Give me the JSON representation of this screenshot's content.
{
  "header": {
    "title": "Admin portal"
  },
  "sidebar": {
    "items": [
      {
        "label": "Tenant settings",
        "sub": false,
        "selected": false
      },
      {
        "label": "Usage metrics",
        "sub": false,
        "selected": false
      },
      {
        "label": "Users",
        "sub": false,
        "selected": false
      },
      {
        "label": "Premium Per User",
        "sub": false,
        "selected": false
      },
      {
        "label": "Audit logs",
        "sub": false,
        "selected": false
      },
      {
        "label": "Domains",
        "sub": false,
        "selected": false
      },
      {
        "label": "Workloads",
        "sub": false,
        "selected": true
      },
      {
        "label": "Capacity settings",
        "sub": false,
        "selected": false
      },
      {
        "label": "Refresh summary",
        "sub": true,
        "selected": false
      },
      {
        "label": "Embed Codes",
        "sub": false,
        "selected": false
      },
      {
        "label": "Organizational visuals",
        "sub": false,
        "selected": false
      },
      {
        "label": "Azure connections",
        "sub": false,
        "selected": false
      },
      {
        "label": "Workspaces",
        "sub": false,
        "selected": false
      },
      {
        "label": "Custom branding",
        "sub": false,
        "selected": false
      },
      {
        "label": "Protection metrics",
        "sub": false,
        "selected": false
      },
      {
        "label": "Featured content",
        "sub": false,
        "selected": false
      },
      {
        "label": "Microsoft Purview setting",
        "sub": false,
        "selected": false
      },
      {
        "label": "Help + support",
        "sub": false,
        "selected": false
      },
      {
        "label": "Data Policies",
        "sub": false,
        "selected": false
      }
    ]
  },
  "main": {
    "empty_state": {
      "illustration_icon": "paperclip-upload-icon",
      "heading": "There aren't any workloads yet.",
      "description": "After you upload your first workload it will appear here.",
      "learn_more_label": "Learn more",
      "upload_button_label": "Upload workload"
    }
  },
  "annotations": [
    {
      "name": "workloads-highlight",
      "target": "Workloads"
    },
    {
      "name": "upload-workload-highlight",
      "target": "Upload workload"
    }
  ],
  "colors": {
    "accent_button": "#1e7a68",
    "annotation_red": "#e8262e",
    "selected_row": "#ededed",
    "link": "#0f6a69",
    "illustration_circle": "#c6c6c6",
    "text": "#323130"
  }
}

==============================

Copy, from the material above, each line in which the string "metrics" occurs.

_WRITTEN SOLUTION_.
        "label": "Usage metrics",
        "label": "Protection metrics",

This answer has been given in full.